___ Text passage ___

Kane grew up in the Torresdale neighborhood, one small section of a sprawling city where many still identify themselves by the Catholic parish their families attended before education, income, social mobility, resentment or apprehension finally pushed them to the suburbs. He went to Father Judge High school. That school -- Father Judge -- had 27 graduates killed in Vietnam, the highest number of casualties suffered by any private or parochial school in the land. Ironically, it is just a few miles from Edison High in North Philly which lost more pupils than any other public high: 66 of them swallowed by a catastrophe that tore the American soul as it floundered toward a flawed finish, each day of each long year claiming more names now stenciled on a crying wall in Washington.

I was thinking of Francis Kane, wondering if his parents, his three brothers and three sisters, his friends, called him Francis? Or Frannie? Was he an altar boy? Did he ever have a girlfriend? Did he like the Eagles? The Phillies? I wondered what he'd have done with his life had he survived? What he'd think about Obama and Clinton and an election where the cost of gas and health care is, predictably and understandably, a bigger issue than the price of war?

___

- Set task: Extend the passage above about Francis Kane and the Philadelphia schools that lost students in Vietnam, picking up right after its final question.

___ Listed records ___

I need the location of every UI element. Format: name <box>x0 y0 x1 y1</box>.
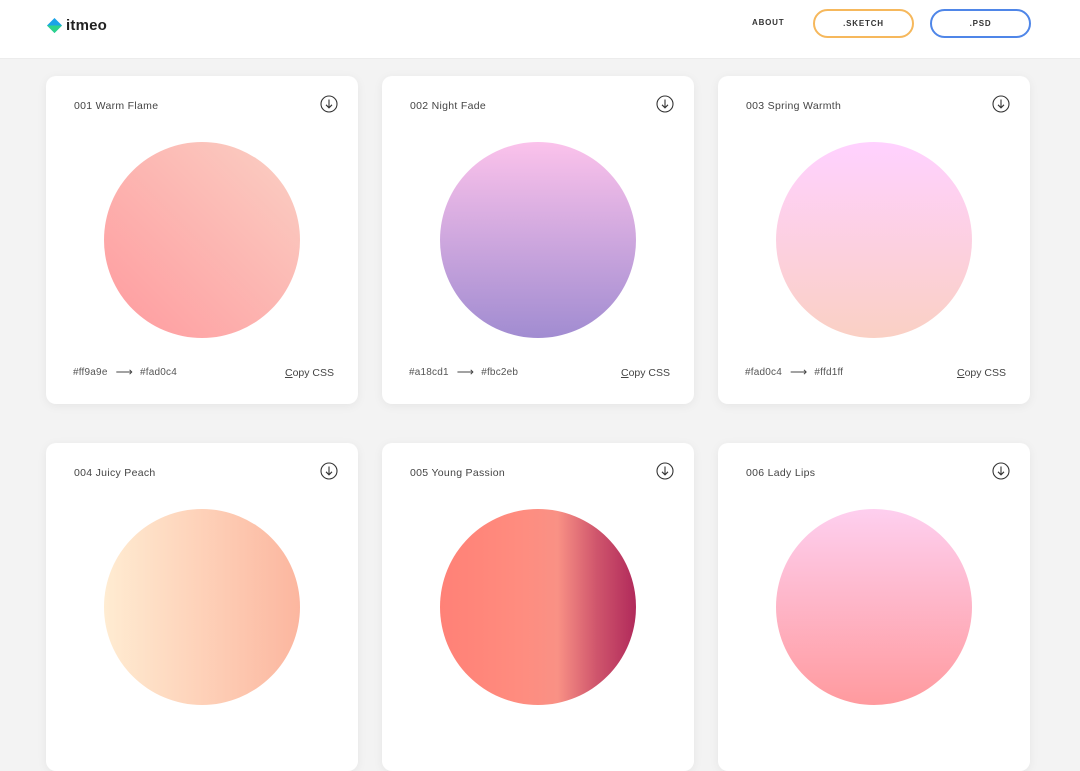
arrow-right-icon: ⟶ <box>790 365 808 379</box>
copy-css-button[interactable]: Copy CSS <box>957 367 1006 379</box>
sketch-download-button[interactable]: .SKETCH <box>813 9 914 38</box>
diamond-logo-icon <box>47 17 62 33</box>
gradient-preview <box>776 509 972 705</box>
gradient-title: 002 Night Fade <box>410 100 486 112</box>
gradient-title: 001 Warm Flame <box>74 100 159 112</box>
copy-css-button[interactable]: Copy CSS <box>621 367 670 379</box>
color-to[interactable]: #fad0c4 <box>140 367 177 378</box>
gradient-preview <box>776 142 972 338</box>
download-icon[interactable] <box>320 462 338 480</box>
download-icon[interactable] <box>320 95 338 113</box>
arrow-right-icon: ⟶ <box>115 365 133 379</box>
top-header: itmeo ABOUT .SKETCH .PSD <box>0 0 1080 59</box>
color-from[interactable]: #a18cd1 <box>409 367 449 378</box>
copy-css-button[interactable]: Copy CSS <box>285 367 334 379</box>
download-icon[interactable] <box>656 462 674 480</box>
gradient-colors: #a18cd1 ⟶ #fbc2eb <box>409 365 518 379</box>
gradient-preview <box>104 509 300 705</box>
gradient-card: 003 Spring Warmth #fad0c4 ⟶ #ffd1ff Copy… <box>718 76 1030 404</box>
download-icon[interactable] <box>656 95 674 113</box>
gradient-title: 004 Juicy Peach <box>74 467 156 479</box>
gradient-title: 006 Lady Lips <box>746 467 816 479</box>
gradient-card: 002 Night Fade #a18cd1 ⟶ #fbc2eb Copy CS… <box>382 76 694 404</box>
psd-download-button[interactable]: .PSD <box>930 9 1031 38</box>
about-link[interactable]: ABOUT <box>752 18 784 27</box>
gradient-title: 005 Young Passion <box>410 467 506 479</box>
gradient-card: 001 Warm Flame #ff9a9e ⟶ #fad0c4 Copy CS… <box>46 76 358 404</box>
color-from[interactable]: #ff9a9e <box>73 367 108 378</box>
color-to[interactable]: #ffd1ff <box>814 367 843 378</box>
arrow-right-icon: ⟶ <box>456 365 475 379</box>
gradient-card: 006 Lady Lips <box>718 443 1030 771</box>
gradient-title: 003 Spring Warmth <box>746 100 842 112</box>
logo[interactable]: itmeo <box>47 16 107 34</box>
color-to[interactable]: #fbc2eb <box>481 367 518 378</box>
gradient-colors: #fad0c4 ⟶ #ffd1ff <box>745 365 843 379</box>
gradient-preview <box>440 142 636 338</box>
gradient-card: 004 Juicy Peach <box>46 443 358 771</box>
gradient-colors: #ff9a9e ⟶ #fad0c4 <box>73 365 177 379</box>
download-icon[interactable] <box>992 462 1010 480</box>
gradient-preview <box>440 509 636 705</box>
gradient-card: 005 Young Passion <box>382 443 694 771</box>
gradient-preview <box>104 142 300 338</box>
logo-text: itmeo <box>66 16 108 34</box>
color-from[interactable]: #fad0c4 <box>745 367 782 378</box>
download-icon[interactable] <box>992 95 1010 113</box>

___

- Exercise result:
Philadelphia is a town where even the sidewalks seem to sweat. It's a place of hard work and ethnic elbowing, a mix of urban stew where homicide bubbles within blocks of places where art and civility flourish and prosper.

The other night at the Sheetmetal Workers Hall here, Congressman Bob Brady, boss of the city's Democratic Committee, stood on a stage surrounded by 14 American flags and introduced a slew of candidates for local office. The issues were clear: judgeships, streetlights, playgrounds, patronage and public safety.

"These are our people that's local, "Brady shouted, pointing to the candidates on stage with him. "All our priorities is local. The primary thing is a family squabble, a brother-sister thing that we're all familiar with but we'll all be together after it's over."

There were maybe 300 people packed into the place because both Clinton and Obama were coming, making separate appearances. There were a dozen TV cameras on a riser at the rear of the hall. There were two open bars, a ton of free food and a group cholesterol count that probably equaled the GNP of Sweden as everyone ate and drank with both hands waiting for the main event.

Senator Clinton arrived first. She appeared tired and spoke quickly, like a substitute teacher afraid of losing the class' attention. She mentioned Iraq briefly, choosing to concentrate on the domestic items that trouble the majority of American families -- because the majority have been spared the constant weight of worrying about a son or daughter fighting in Iraq.

She spoke for ten minutes and left to nice applause. A half hour later, Obama entered and the crowd exploded in wild cheering. He spoke for half an hour, the war a footnote that rarely causes a coffee shop conversation. This, despite the fact that the most important act any president commits is to send our country to war and this president did exactly that and broke the Army while doing it.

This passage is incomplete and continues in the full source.